Figure dataset records
-- begin --
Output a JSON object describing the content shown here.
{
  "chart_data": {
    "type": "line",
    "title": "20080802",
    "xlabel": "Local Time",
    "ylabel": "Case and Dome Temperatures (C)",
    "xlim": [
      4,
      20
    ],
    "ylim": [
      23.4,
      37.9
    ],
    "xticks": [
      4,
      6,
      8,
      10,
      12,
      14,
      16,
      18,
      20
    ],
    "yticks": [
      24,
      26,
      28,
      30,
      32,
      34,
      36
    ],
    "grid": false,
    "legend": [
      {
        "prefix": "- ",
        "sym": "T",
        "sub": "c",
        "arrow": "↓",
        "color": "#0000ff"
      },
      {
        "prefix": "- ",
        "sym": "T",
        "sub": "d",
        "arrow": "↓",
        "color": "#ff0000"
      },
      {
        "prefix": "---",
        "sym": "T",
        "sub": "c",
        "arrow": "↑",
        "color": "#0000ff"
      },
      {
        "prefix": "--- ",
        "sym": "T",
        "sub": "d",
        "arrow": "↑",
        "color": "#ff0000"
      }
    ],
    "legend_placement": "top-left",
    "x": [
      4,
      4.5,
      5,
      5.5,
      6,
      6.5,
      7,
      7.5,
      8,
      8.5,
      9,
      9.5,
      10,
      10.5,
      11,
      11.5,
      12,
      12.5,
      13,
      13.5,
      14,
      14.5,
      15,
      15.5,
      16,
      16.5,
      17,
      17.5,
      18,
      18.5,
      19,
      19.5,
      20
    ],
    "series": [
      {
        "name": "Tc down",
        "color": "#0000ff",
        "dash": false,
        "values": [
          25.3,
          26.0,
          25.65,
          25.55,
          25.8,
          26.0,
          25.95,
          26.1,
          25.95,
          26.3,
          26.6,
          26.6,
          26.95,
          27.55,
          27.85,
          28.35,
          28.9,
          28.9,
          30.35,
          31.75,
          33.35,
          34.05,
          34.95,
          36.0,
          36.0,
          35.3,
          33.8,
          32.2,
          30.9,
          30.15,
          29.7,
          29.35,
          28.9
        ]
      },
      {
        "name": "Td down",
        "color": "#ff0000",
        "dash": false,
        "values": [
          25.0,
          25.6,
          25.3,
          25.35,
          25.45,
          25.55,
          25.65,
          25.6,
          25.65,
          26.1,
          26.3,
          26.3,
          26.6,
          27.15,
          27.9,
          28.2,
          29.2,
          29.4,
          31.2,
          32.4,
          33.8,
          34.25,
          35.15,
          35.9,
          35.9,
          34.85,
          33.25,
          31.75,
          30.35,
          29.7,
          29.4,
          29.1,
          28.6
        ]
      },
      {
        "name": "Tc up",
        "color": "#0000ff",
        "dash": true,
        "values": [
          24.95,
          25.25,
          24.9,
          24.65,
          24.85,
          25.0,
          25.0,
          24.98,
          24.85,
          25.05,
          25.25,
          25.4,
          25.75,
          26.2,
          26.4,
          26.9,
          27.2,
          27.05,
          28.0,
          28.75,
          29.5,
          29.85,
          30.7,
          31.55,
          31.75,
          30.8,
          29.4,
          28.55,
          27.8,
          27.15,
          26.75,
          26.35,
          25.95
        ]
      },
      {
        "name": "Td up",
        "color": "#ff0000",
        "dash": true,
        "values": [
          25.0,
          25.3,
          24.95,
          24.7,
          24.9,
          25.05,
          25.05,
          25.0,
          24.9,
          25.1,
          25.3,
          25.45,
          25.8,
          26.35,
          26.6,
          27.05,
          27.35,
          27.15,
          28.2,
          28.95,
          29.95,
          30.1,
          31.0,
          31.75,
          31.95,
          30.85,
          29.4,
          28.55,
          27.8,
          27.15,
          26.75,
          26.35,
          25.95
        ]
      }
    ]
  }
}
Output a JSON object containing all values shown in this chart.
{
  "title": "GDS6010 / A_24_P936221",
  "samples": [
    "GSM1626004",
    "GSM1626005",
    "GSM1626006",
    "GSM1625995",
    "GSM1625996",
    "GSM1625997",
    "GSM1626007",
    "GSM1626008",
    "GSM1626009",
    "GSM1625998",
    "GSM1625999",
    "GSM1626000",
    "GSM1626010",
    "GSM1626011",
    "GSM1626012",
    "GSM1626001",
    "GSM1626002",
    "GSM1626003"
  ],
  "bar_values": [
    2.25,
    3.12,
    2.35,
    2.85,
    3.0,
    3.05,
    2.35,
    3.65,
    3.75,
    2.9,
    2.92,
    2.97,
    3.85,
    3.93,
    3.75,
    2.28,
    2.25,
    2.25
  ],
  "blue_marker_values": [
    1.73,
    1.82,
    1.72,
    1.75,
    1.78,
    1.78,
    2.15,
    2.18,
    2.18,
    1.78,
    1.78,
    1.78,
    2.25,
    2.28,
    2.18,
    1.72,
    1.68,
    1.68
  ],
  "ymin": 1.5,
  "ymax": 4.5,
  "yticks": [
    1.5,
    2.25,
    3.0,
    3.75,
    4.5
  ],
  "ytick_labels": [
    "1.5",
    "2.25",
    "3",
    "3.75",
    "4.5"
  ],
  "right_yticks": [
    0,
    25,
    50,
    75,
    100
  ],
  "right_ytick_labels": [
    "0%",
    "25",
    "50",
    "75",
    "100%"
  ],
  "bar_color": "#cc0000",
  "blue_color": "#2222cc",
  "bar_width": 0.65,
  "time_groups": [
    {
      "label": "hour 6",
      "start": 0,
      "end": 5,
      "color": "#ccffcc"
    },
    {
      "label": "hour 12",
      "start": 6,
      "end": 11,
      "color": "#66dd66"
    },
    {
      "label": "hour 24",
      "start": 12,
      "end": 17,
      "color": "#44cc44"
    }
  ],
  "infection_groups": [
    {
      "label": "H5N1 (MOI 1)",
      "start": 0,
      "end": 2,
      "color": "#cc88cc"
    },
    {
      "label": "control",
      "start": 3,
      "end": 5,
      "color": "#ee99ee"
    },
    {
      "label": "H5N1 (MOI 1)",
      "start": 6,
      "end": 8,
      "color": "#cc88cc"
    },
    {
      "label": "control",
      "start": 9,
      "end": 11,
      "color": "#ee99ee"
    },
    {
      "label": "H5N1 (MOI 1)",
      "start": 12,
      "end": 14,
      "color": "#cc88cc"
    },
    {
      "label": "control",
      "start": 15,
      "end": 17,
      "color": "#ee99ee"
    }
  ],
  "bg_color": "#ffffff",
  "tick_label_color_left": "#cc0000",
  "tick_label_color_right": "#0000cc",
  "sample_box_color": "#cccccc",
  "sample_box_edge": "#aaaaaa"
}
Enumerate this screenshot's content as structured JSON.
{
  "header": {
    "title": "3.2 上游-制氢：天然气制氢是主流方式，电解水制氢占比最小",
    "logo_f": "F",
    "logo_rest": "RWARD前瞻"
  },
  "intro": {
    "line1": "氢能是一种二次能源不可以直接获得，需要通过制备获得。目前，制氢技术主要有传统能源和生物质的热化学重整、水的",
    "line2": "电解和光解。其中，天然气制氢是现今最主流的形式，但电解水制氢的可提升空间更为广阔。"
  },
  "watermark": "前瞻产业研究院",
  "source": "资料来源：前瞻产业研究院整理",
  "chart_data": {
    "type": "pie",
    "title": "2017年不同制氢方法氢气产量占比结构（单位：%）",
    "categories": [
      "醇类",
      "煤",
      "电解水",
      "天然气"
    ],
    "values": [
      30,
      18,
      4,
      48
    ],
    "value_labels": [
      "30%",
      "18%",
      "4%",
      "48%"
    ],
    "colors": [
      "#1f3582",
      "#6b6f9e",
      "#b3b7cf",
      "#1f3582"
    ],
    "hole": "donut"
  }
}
-- end --
▸ **Task goal**
Give the material above again, word for word.

▸ **Complete output**
Output a JSON object describing the content shown here.
{
  "chart_data": {
    "type": "line",
    "title": "20080802",
    "xlabel": "Local Time",
    "ylabel": "Case and Dome Temperatures (C)",
    "xlim": [
      4,
      20
    ],
    "ylim": [
      23.4,
      37.9
    ],
    "xticks": [
      4,
      6,
      8,
      10,
      12,
      14,
      16,
      18,
      20
    ],
    "yticks": [
      24,
      26,
      28,
      30,
      32,
      34,
      36
    ],
    "grid": false,
    "legend": [
      {
        "prefix": "- ",
        "sym": "T",
        "sub": "c",
        "arrow": "↓",
        "color": "#0000ff"
      },
      {
        "prefix": "- ",
        "sym": "T",
        "sub": "d",
        "arrow": "↓",
        "color": "#ff0000"
      },
      {
        "prefix": "---",
        "sym": "T",
        "sub": "c",
        "arrow": "↑",
        "color": "#0000ff"
      },
      {
        "prefix": "--- ",
        "sym": "T",
        "sub": "d",
        "arrow": "↑",
        "color": "#ff0000"
      }
    ],
    "legend_placement": "top-left",
    "x": [
      4,
      4.5,
      5,
      5.5,
      6,
      6.5,
      7,
      7.5,
      8,
      8.5,
      9,
      9.5,
      10,
      10.5,
      11,
      11.5,
      12,
      12.5,
      13,
      13.5,
      14,
      14.5,
      15,
      15.5,
      16,
      16.5,
      17,
      17.5,
      18,
      18.5,
      19,
      19.5,
      20
    ],
    "series": [
      {
        "name": "Tc down",
        "color": "#0000ff",
        "dash": false,
        "values": [
          25.3,
          26.0,
          25.65,
          25.55,
          25.8,
          26.0,
          25.95,
          26.1,
          25.95,
          26.3,
          26.6,
          26.6,
          26.95,
          27.55,
          27.85,
          28.35,
          28.9,
          28.9,
          30.35,
          31.75,
          33.35,
          34.05,
          34.95,
          36.0,
          36.0,
          35.3,
          33.8,
          32.2,
          30.9,
          30.15,
          29.7,
          29.35,
          28.9
        ]
      },
      {
        "name": "Td down",
        "color": "#ff0000",
        "dash": false,
        "values": [
          25.0,
          25.6,
          25.3,
          25.35,
          25.45,
          25.55,
          25.65,
          25.6,
          25.65,
          26.1,
          26.3,
          26.3,
          26.6,
          27.15,
          27.9,
          28.2,
          29.2,
          29.4,
          31.2,
          32.4,
          33.8,
          34.25,
          35.15,
          35.9,
          35.9,
          34.85,
          33.25,
          31.75,
          30.35,
          29.7,
          29.4,
          29.1,
          28.6
        ]
      },
      {
        "name": "Tc up",
        "color": "#0000ff",
        "dash": true,
        "values": [
          24.95,
          25.25,
          24.9,
          24.65,
          24.85,
          25.0,
          25.0,
          24.98,
          24.85,
          25.05,
          25.25,
          25.4,
          25.75,
          26.2,
          26.4,
          26.9,
          27.2,
          27.05,
          28.0,
          28.75,
          29.5,
          29.85,
          30.7,
          31.55,
          31.75,
          30.8,
          29.4,
          28.55,
          27.8,
          27.15,
          26.75,
          26.35,
          25.95
        ]
      },
      {
        "name": "Td up",
        "color": "#ff0000",
        "dash": true,
        "values": [
          25.0,
          25.3,
          24.95,
          24.7,
          24.9,
          25.05,
          25.05,
          25.0,
          24.9,
          25.1,
          25.3,
          25.45,
          25.8,
          26.35,
          26.6,
          27.05,
          27.35,
          27.15,
          28.2,
          28.95,
          29.95,
          30.1,
          31.0,
          31.75,
          31.95,
          30.85,
          29.4,
          28.55,
          27.8,
          27.15,
          26.75,
          26.35,
          25.95
        ]
      }
    ]
  }
}
Output a JSON object containing all values shown in this chart.
{
  "title": "GDS6010 / A_24_P936221",
  "samples": [
    "GSM1626004",
    "GSM1626005",
    "GSM1626006",
    "GSM1625995",
    "GSM1625996",
    "GSM1625997",
    "GSM1626007",
    "GSM1626008",
    "GSM1626009",
    "GSM1625998",
    "GSM1625999",
    "GSM1626000",
    "GSM1626010",
    "GSM1626011",
    "GSM1626012",
    "GSM1626001",
    "GSM1626002",
    "GSM1626003"
  ],
  "bar_values": [
    2.25,
    3.12,
    2.35,
    2.85,
    3.0,
    3.05,
    2.35,
    3.65,
    3.75,
    2.9,
    2.92,
    2.97,
    3.85,
    3.93,
    3.75,
    2.28,
    2.25,
    2.25
  ],
  "blue_marker_values": [
    1.73,
    1.82,
    1.72,
    1.75,
    1.78,
    1.78,
    2.15,
    2.18,
    2.18,
    1.78,
    1.78,
    1.78,
    2.25,
    2.28,
    2.18,
    1.72,
    1.68,
    1.68
  ],
  "ymin": 1.5,
  "ymax": 4.5,
  "yticks": [
    1.5,
    2.25,
    3.0,
    3.75,
    4.5
  ],
  "ytick_labels": [
    "1.5",
    "2.25",
    "3",
    "3.75",
    "4.5"
  ],
  "right_yticks": [
    0,
    25,
    50,
    75,
    100
  ],
  "right_ytick_labels": [
    "0%",
    "25",
    "50",
    "75",
    "100%"
  ],
  "bar_color": "#cc0000",
  "blue_color": "#2222cc",
  "bar_width": 0.65,
  "time_groups": [
    {
      "label": "hour 6",
      "start": 0,
      "end": 5,
      "color": "#ccffcc"
    },
    {
      "label": "hour 12",
      "start": 6,
      "end": 11,
      "color": "#66dd66"
    },
    {
      "label": "hour 24",
      "start": 12,
      "end": 17,
      "color": "#44cc44"
    }
  ],
  "infection_groups": [
    {
      "label": "H5N1 (MOI 1)",
      "start": 0,
      "end": 2,
      "color": "#cc88cc"
    },
    {
      "label": "control",
      "start": 3,
      "end": 5,
      "color": "#ee99ee"
    },
    {
      "label": "H5N1 (MOI 1)",
      "start": 6,
      "end": 8,
      "color": "#cc88cc"
    },
    {
      "label": "control",
      "start": 9,
      "end": 11,
      "color": "#ee99ee"
    },
    {
      "label": "H5N1 (MOI 1)",
      "start": 12,
      "end": 14,
      "color": "#cc88cc"
    },
    {
      "label": "control",
      "start": 15,
      "end": 17,
      "color": "#ee99ee"
    }
  ],
  "bg_color": "#ffffff",
  "tick_label_color_left": "#cc0000",
  "tick_label_color_right": "#0000cc",
  "sample_box_color": "#cccccc",
  "sample_box_edge": "#aaaaaa"
}
Enumerate this screenshot's content as structured JSON.
{
  "header": {
    "title": "3.2 上游-制氢：天然气制氢是主流方式，电解水制氢占比最小",
    "logo_f": "F",
    "logo_rest": "RWARD前瞻"
  },
  "intro": {
    "line1": "氢能是一种二次能源不可以直接获得，需要通过制备获得。目前，制氢技术主要有传统能源和生物质的热化学重整、水的",
    "line2": "电解和光解。其中，天然气制氢是现今最主流的形式，但电解水制氢的可提升空间更为广阔。"
  },
  "watermark": "前瞻产业研究院",
  "source": "资料来源：前瞻产业研究院整理",
  "chart_data": {
    "type": "pie",
    "title": "2017年不同制氢方法氢气产量占比结构（单位：%）",
    "categories": [
      "醇类",
      "煤",
      "电解水",
      "天然气"
    ],
    "values": [
      30,
      18,
      4,
      48
    ],
    "value_labels": [
      "30%",
      "18%",
      "4%",
      "48%"
    ],
    "colors": [
      "#1f3582",
      "#6b6f9e",
      "#b3b7cf",
      "#1f3582"
    ],
    "hole": "donut"
  }
}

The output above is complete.